Exercise
In the material below, find each line holding the string "癸肼固化剂" and copy it.

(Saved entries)
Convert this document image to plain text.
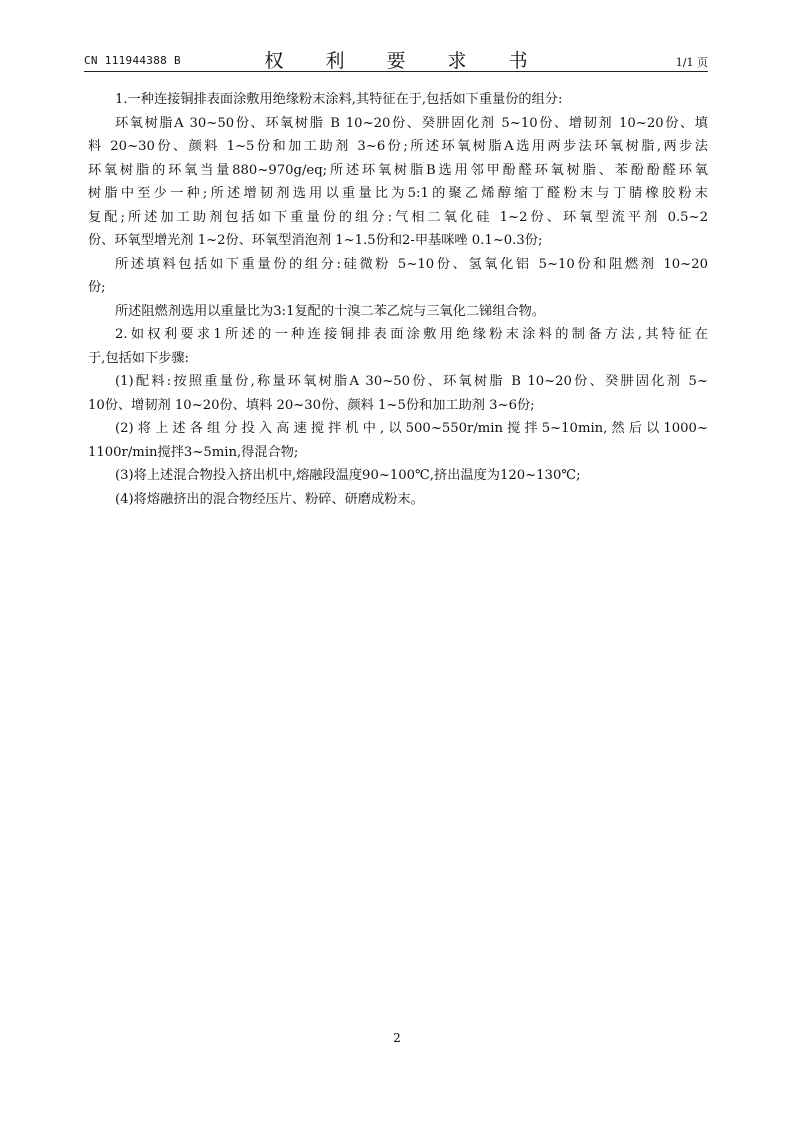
CN 111944388 B	权 利 要 求 书	1/1 页

1.一种连接铜排表面涂敷用绝缘粉末涂料,其特征在于,包括如下重量份的组分:

环氧树脂A 30~50份、环氧树脂 B 10~20份、癸肼固化剂 5~10份、增韧剂 10~20份、填
料 20~30份、颜料 1~5份和加工助剂 3~6份;所述环氧树脂A选用两步法环氧树脂,两步法
环氧树脂的环氧当量880~970g/eq;所述环氧树脂B选用邻甲酚醛环氧树脂、苯酚酚醛环氧
树脂中至少一种;所述增韧剂选用以重量比为5:1的聚乙烯醇缩丁醛粉末与丁腈橡胶粉末
复配;所述加工助剂包括如下重量份的组分:气相二氧化硅 1~2份、环氧型流平剂 0.5~2
份、环氧型增光剂 1~2份、环氧型消泡剂 1~1.5份和2-甲基咪唑 0.1~0.3份;

所述填料包括如下重量份的组分:硅微粉 5~10份、氢氧化铝 5~10份和阻燃剂 10~20
份;

所述阻燃剂选用以重量比为3:1复配的十溴二苯乙烷与三氧化二锑组合物。

2.如权利要求1所述的一种连接铜排表面涂敷用绝缘粉末涂料的制备方法,其特征在
于,包括如下步骤:

(1)配料:按照重量份,称量环氧树脂A 30~50份、环氧树脂 B 10~20份、癸肼固化剂 5~
10份、增韧剂 10~20份、填料 20~30份、颜料 1~5份和加工助剂 3~6份;

(2)将上述各组分投入高速搅拌机中,以500~550r/min搅拌5~10min,然后以1000~
1100r/min搅拌3~5min,得混合物;

(3)将上述混合物投入挤出机中,熔融段温度90~100℃,挤出温度为120~130℃;

(4)将熔融挤出的混合物经压片、粉碎、研磨成粉末。

2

Task output
环氧树脂A 30~50份、环氧树脂 B 10~20份、癸肼固化剂 5~10份、增韧剂 10~20份、填
(1)配料:按照重量份,称量环氧树脂A 30~50份、环氧树脂 B 10~20份、癸肼固化剂 5~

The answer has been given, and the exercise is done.